| GOAL |
Make an exact copy of the lines, leaving the pictures out.

| DATA SECTION |
##############################
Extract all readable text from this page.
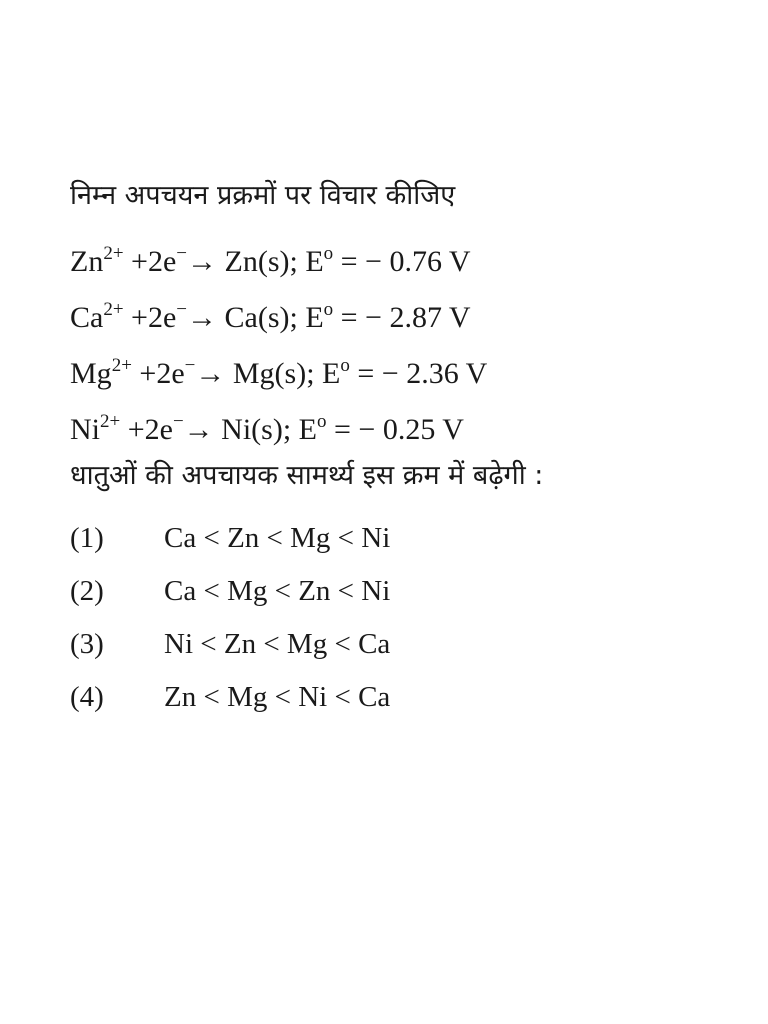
निम्न अपचयन प्रक्रमों पर विचार कीजिए
$Zn^{2+} +2e^-\to Zn(s)$; $E^o$ = − 0.76 V
$Ca^{2+} +2e^-\to Ca(s)$; $E^o$ = − 2.87 V
$Mg^{2+} +2e^-\to Mg(s)$; $E^o$ = − 2.36 V
$Ni^{2+} +2e^-\to Ni(s)$; $E^o$ = − 0.25 V
धातुओं की अपचायक सामर्थ्य इस क्रम में बढ़ेगी :
(1)	Ca < Zn < Mg < Ni
(2)	Ca < Mg < Zn < Ni
(3)	Ni < Zn < Mg < Ca
(4)	Zn < Mg < Ni < Ca
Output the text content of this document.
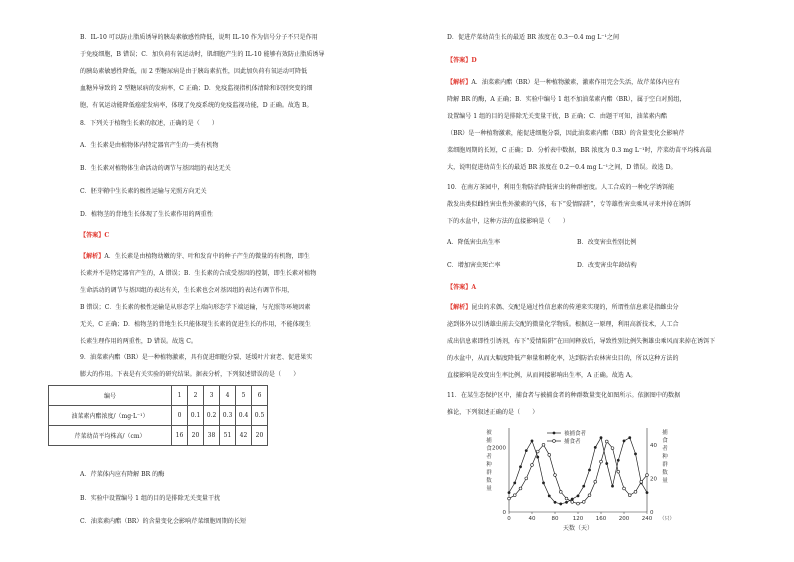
B．IL-10 可以防止脂质诱导的胰岛素敏感性降低，说明 IL-10 作为信号分子不只是作用

于免疫细胞，B 错误；C．加负荷有氧运动时，肌细胞产生的 IL-10 能够有效防止脂质诱导

的胰岛素敏感性降低，而 2 型糖尿病是由于胰岛素抗性，因此加负荷有氧运动可降低

血糖异导致的 2 型糖尿病的发病率，C 正确；D．免疫监视指机体清除和识别突变的细

胞，有氧运动能降低癌症发病率，体现了免疫系统的免疫监视功能，D 正确。故选 B。

8．下列关于植物生长素的叙述，正确的是（　　）

A．生长素是由植物体内特定器官产生的一类有机物

B．生长素对植物体生命活动的调节与基因组的表达无关

C．胚芽鞘中生长素的极性运输与光照方向无关

D．植物茎的背地生长体现了生长素作用的两重性

【答案】C

【解析】A．生长素是由植物幼嫩的芽、叶和发育中的种子产生的微量的有机物，即生

长素并不是特定器官产生的，A 错误；B．生长素的合成受基因的控制，即生长素对植物

生命活动的调节与基因组的表达有关，生长素也会对基因组的表达有调节作用，

B 错误；C．生长素的极性运输是从形态学上端向形态学下端运输，与光照等环境因素

无关，C 正确；D．植物茎的背地生长只能体现生长素的促进生长的作用，不能体现生

长素生理作用的两重性，D 错误。故选 C。

9．油菜素内酯（BR）是一种植物激素，具有促进细胞分裂、延缓叶片衰老、促进果实

膨大的作用。下表是有关实验的研究结果。据表分析，下列叙述错误的是（　　）

A．芹菜体内应有降解 BR 的酶

B．实验中设置编号 1 组的目的是排除无关变量干扰

C．油菜素内酯（BR）的含量变化会影响芹菜细胞周期的长短

编号	1	2	3	4	5	6
油菜素内酯浓度/（mg·L⁻¹）	0	0.1	0.2	0.3	0.4	0.5
芹菜幼苗平均株高/（cm）	16	20	38	51	42	20

D．促进芹菜幼苗生长的最适 BR 浓度在 0.3～0.4 mg L⁻¹之间

【答案】D

【解析】A．油菜素内酯（BR）是一种植物激素，激素作用完会失活，故芹菜体内应有

降解 BR 的酶，A 正确；B．实验中编号 1 组不加油菜素内酯（BR），属于空白对照组，

设置编号 1 组的目的是排除无关变量干扰，B 正确；C．由题干可知，油菜素内酯

（BR）是一种植物激素，能促进细胞分裂，因此油菜素内酯（BR）的含量变化会影响芹

菜细胞周期的长短，C 正确；D．分析表中数据，BR 浓度为 0.3 mg L⁻¹时，芹菜幼苗平均株高最

大，说明促进幼苗生长的最适 BR 浓度在 0.2～0.4 mg L⁻¹之间，D 错误。故选 D。

10．在南方茶园中，利用生物防治降低害虫的种群密度。人工合成的一种化学诱饵能

散发出类似雌性害虫性外激素的气体，布下“爱情陷阱”，专等雄性害虫乘风寻来并掉在诱饵

下的水盆中，这种方法的直接影响是（　　）

A．降低害虫出生率	B．改变害虫性别比例

C．增加害虫死亡率	D．改变害虫年龄结构

【答案】A

【解析】昆虫的求偶、交配是通过性信息素的传递来实现的，所谓性信息素是指雌虫分

泌到体外以引诱雄虫前去交配的微量化学物质。根据这一原理，利用高新技术，人工合

成出信息素即性引诱剂，布下“爱情陷阱”在田间释放后，导致性别比例失衡雄虫乘风而来掉在诱饵下

的水盆中，从而大幅度降低产卵量和孵化率，达到防治农林害虫目的，所以这种方法的

直接影响是改变出生率比例，从而间接影响出生率，A 正确。故选 A。

11．在某生态保护区中，捕食者与被捕食者的种群数量变化如图所示。依据图中的数据

推论，下列叙述正确的是（　　）

0	40	80	120 160 200 240
0
2000
0
20
40
被
捕
食
者
种
群
数
量
捕
食
者
种
群
数
量
天数（天）
（只）
被捕食者
捕食者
##############################
| FINAL RESULT |
Extract all readable text from this page.
निम्न अपचयन प्रक्रमों पर विचार कीजिए
$Zn^{2+} +2e^-\to Zn(s)$; $E^o$ = − 0.76 V
$Ca^{2+} +2e^-\to Ca(s)$; $E^o$ = − 2.87 V
$Mg^{2+} +2e^-\to Mg(s)$; $E^o$ = − 2.36 V
$Ni^{2+} +2e^-\to Ni(s)$; $E^o$ = − 0.25 V
धातुओं की अपचायक सामर्थ्य इस क्रम में बढ़ेगी :
(1)	Ca < Zn < Mg < Ni
(2)	Ca < Mg < Zn < Ni
(3)	Ni < Zn < Mg < Ca
(4)	Zn < Mg < Ni < Ca
Output the text content of this document.
B．IL-10 可以防止脂质诱导的胰岛素敏感性降低，说明 IL-10 作为信号分子不只是作用

于免疫细胞，B 错误；C．加负荷有氧运动时，肌细胞产生的 IL-10 能够有效防止脂质诱导

的胰岛素敏感性降低，而 2 型糖尿病是由于胰岛素抗性，因此加负荷有氧运动可降低

血糖异导致的 2 型糖尿病的发病率，C 正确；D．免疫监视指机体清除和识别突变的细

胞，有氧运动能降低癌症发病率，体现了免疫系统的免疫监视功能，D 正确。故选 B。

8．下列关于植物生长素的叙述，正确的是（　　）

A．生长素是由植物体内特定器官产生的一类有机物

B．生长素对植物体生命活动的调节与基因组的表达无关

C．胚芽鞘中生长素的极性运输与光照方向无关

D．植物茎的背地生长体现了生长素作用的两重性

【答案】C

【解析】A．生长素是由植物幼嫩的芽、叶和发育中的种子产生的微量的有机物，即生

长素并不是特定器官产生的，A 错误；B．生长素的合成受基因的控制，即生长素对植物

生命活动的调节与基因组的表达有关，生长素也会对基因组的表达有调节作用，

B 错误；C．生长素的极性运输是从形态学上端向形态学下端运输，与光照等环境因素

无关，C 正确；D．植物茎的背地生长只能体现生长素的促进生长的作用，不能体现生

长素生理作用的两重性，D 错误。故选 C。

9．油菜素内酯（BR）是一种植物激素，具有促进细胞分裂、延缓叶片衰老、促进果实

膨大的作用。下表是有关实验的研究结果。据表分析，下列叙述错误的是（　　）

A．芹菜体内应有降解 BR 的酶

B．实验中设置编号 1 组的目的是排除无关变量干扰

C．油菜素内酯（BR）的含量变化会影响芹菜细胞周期的长短

编号	1	2	3	4	5	6
油菜素内酯浓度/（mg·L⁻¹）	0	0.1	0.2	0.3	0.4	0.5
芹菜幼苗平均株高/（cm）	16	20	38	51	42	20

D．促进芹菜幼苗生长的最适 BR 浓度在 0.3～0.4 mg L⁻¹之间

【答案】D

【解析】A．油菜素内酯（BR）是一种植物激素，激素作用完会失活，故芹菜体内应有

降解 BR 的酶，A 正确；B．实验中编号 1 组不加油菜素内酯（BR），属于空白对照组，

设置编号 1 组的目的是排除无关变量干扰，B 正确；C．由题干可知，油菜素内酯

（BR）是一种植物激素，能促进细胞分裂，因此油菜素内酯（BR）的含量变化会影响芹

菜细胞周期的长短，C 正确；D．分析表中数据，BR 浓度为 0.3 mg L⁻¹时，芹菜幼苗平均株高最

大，说明促进幼苗生长的最适 BR 浓度在 0.2～0.4 mg L⁻¹之间，D 错误。故选 D。

10．在南方茶园中，利用生物防治降低害虫的种群密度。人工合成的一种化学诱饵能

散发出类似雌性害虫性外激素的气体，布下“爱情陷阱”，专等雄性害虫乘风寻来并掉在诱饵

下的水盆中，这种方法的直接影响是（　　）

A．降低害虫出生率	B．改变害虫性别比例

C．增加害虫死亡率	D．改变害虫年龄结构

【答案】A

【解析】昆虫的求偶、交配是通过性信息素的传递来实现的，所谓性信息素是指雌虫分

泌到体外以引诱雄虫前去交配的微量化学物质。根据这一原理，利用高新技术，人工合

成出信息素即性引诱剂，布下“爱情陷阱”在田间释放后，导致性别比例失衡雄虫乘风而来掉在诱饵下

的水盆中，从而大幅度降低产卵量和孵化率，达到防治农林害虫目的，所以这种方法的

直接影响是改变出生率比例，从而间接影响出生率，A 正确。故选 A。

11．在某生态保护区中，捕食者与被捕食者的种群数量变化如图所示。依据图中的数据

推论，下列叙述正确的是（　　）

0	40	80	120 160 200 240
0
2000
0
20
40
被
捕
食
者
种
群
数
量
捕
食
者
种
群
数
量
天数（天）
（只）
被捕食者
捕食者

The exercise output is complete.